» WORKING DATA
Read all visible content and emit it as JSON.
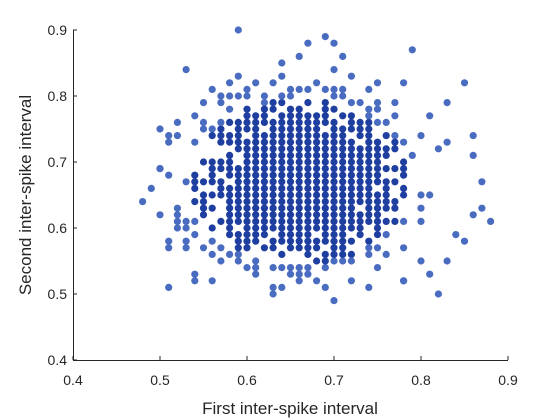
{
  "chart_data": {
    "type": "scatter",
    "title": "",
    "xlabel": "First inter-spike interval",
    "ylabel": "Second inter-spike interval",
    "xlim": [
      0.4,
      0.9
    ],
    "ylim": [
      0.4,
      0.9
    ],
    "xticks": [
      0.4,
      0.5,
      0.6,
      0.7,
      0.8,
      0.9
    ],
    "yticks": [
      0.4,
      0.5,
      0.6,
      0.7,
      0.8,
      0.9
    ],
    "xtick_labels": [
      "0.4",
      "0.5",
      "0.6",
      "0.7",
      "0.8",
      "0.9"
    ],
    "ytick_labels": [
      "0.4",
      "0.5",
      "0.6",
      "0.7",
      "0.8",
      "0.9"
    ],
    "grid": false,
    "legend": "none",
    "colors": {
      "marker": "#1f3fa0",
      "marker_light": "#4a6cc0",
      "axis": "#262626"
    },
    "series": [
      {
        "points": [
          [
            0.59,
            0.9
          ],
          [
            0.69,
            0.89
          ],
          [
            0.67,
            0.88
          ],
          [
            0.7,
            0.88
          ],
          [
            0.79,
            0.87
          ],
          [
            0.71,
            0.86
          ],
          [
            0.66,
            0.86
          ],
          [
            0.64,
            0.85
          ],
          [
            0.53,
            0.84
          ],
          [
            0.85,
            0.82
          ],
          [
            0.59,
            0.83
          ],
          [
            0.61,
            0.82
          ],
          [
            0.75,
            0.82
          ],
          [
            0.78,
            0.82
          ],
          [
            0.56,
            0.81
          ],
          [
            0.57,
            0.8
          ],
          [
            0.83,
            0.79
          ],
          [
            0.55,
            0.79
          ],
          [
            0.52,
            0.76
          ],
          [
            0.54,
            0.77
          ],
          [
            0.81,
            0.77
          ],
          [
            0.86,
            0.74
          ],
          [
            0.51,
            0.74
          ],
          [
            0.83,
            0.73
          ],
          [
            0.5,
            0.69
          ],
          [
            0.86,
            0.71
          ],
          [
            0.49,
            0.66
          ],
          [
            0.87,
            0.67
          ],
          [
            0.48,
            0.64
          ],
          [
            0.5,
            0.62
          ],
          [
            0.52,
            0.61
          ],
          [
            0.87,
            0.63
          ],
          [
            0.88,
            0.61
          ],
          [
            0.86,
            0.62
          ],
          [
            0.51,
            0.58
          ],
          [
            0.85,
            0.58
          ],
          [
            0.53,
            0.57
          ],
          [
            0.84,
            0.59
          ],
          [
            0.51,
            0.51
          ],
          [
            0.82,
            0.5
          ],
          [
            0.54,
            0.53
          ],
          [
            0.81,
            0.53
          ],
          [
            0.83,
            0.55
          ],
          [
            0.56,
            0.52
          ],
          [
            0.7,
            0.49
          ],
          [
            0.63,
            0.5
          ],
          [
            0.74,
            0.51
          ],
          [
            0.78,
            0.52
          ]
        ]
      }
    ],
    "cluster": {
      "center": [
        0.66,
        0.67
      ],
      "spread": [
        0.052,
        0.06
      ],
      "count": 1500,
      "step": 0.01
    }
  }
}
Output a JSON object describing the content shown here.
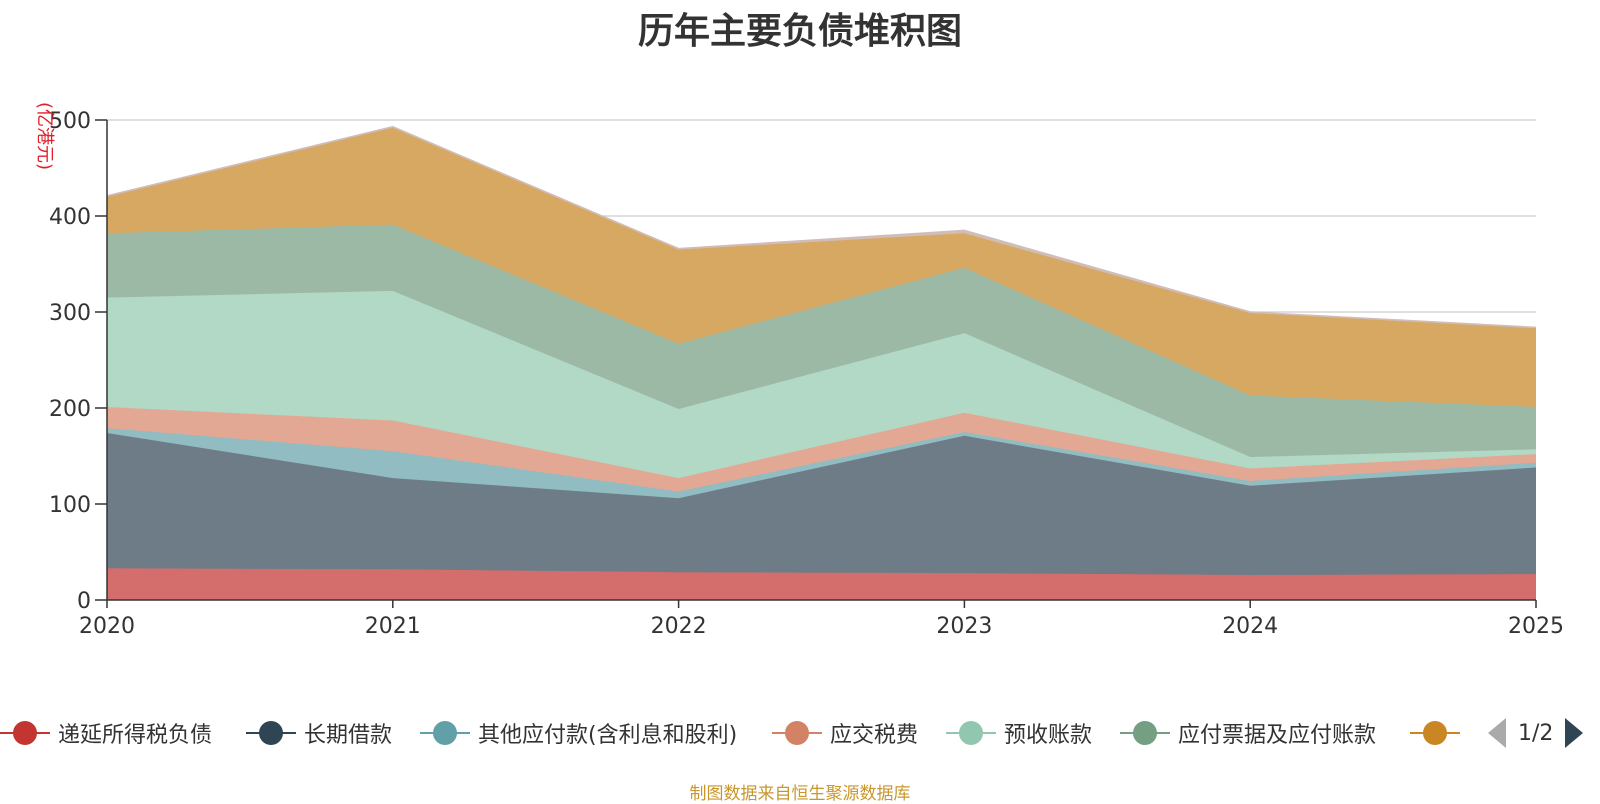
{
  "chart_data": {
    "type": "area",
    "stacked": true,
    "title": "历年主要负债堆积图",
    "unit_label": "(亿港元)",
    "x": [
      "2020",
      "2021",
      "2022",
      "2023",
      "2024",
      "2025"
    ],
    "ylim": [
      0,
      500
    ],
    "yticks": [
      0,
      100,
      200,
      300,
      400,
      500
    ],
    "grid": true,
    "series": [
      {
        "name": "递延所得税负债",
        "color": "#c23531",
        "fill": "#d46e6c",
        "values": [
          33,
          32,
          29,
          28,
          26,
          27
        ]
      },
      {
        "name": "长期借款",
        "color": "#2f4554",
        "fill": "#6e7c88",
        "values": [
          141,
          95,
          77,
          143,
          93,
          111
        ]
      },
      {
        "name": "其他应付款(含利息和股利)",
        "color": "#61a0a8",
        "fill": "#90bcc2",
        "values": [
          5,
          28,
          7,
          4,
          5,
          5
        ]
      },
      {
        "name": "应交税费",
        "color": "#d48265",
        "fill": "#e3a893",
        "values": [
          22,
          32,
          14,
          20,
          13,
          9
        ]
      },
      {
        "name": "预收账款",
        "color": "#91c7ae",
        "fill": "#b2d8c6",
        "values": [
          114,
          135,
          72,
          83,
          12,
          5
        ]
      },
      {
        "name": "应付票据及应付账款",
        "color": "#749f83",
        "fill": "#9cb9a6",
        "values": [
          67,
          69,
          68,
          68,
          64,
          44
        ]
      },
      {
        "name": "",
        "color": "#ca8622",
        "fill": "#d7a862",
        "values": [
          38,
          101,
          98,
          36,
          86,
          82
        ]
      },
      {
        "name": "",
        "color": "#bda29a",
        "fill": "#d0bdb8",
        "values": [
          1,
          1,
          1,
          3,
          1,
          1
        ]
      }
    ]
  },
  "legend": {
    "visible_items": [
      {
        "name": "递延所得税负债",
        "color": "#c23531"
      },
      {
        "name": "长期借款",
        "color": "#2f4554"
      },
      {
        "name": "其他应付款(含利息和股利)",
        "color": "#61a0a8"
      },
      {
        "name": "应交税费",
        "color": "#d48265"
      },
      {
        "name": "预收账款",
        "color": "#91c7ae"
      },
      {
        "name": "应付票据及应付账款",
        "color": "#749f83"
      },
      {
        "name": "",
        "color": "#ca8622"
      }
    ],
    "page": "1/2"
  },
  "source": "制图数据来自恒生聚源数据库"
}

» WHAT THIS TASK INVOLVES
Lines holding the word "content" in the entries above are the ones to pull out. Copy them all.

» SOLUTION
Read all visible content and emit it as JSON.
Output a JSON object describing the content shown here.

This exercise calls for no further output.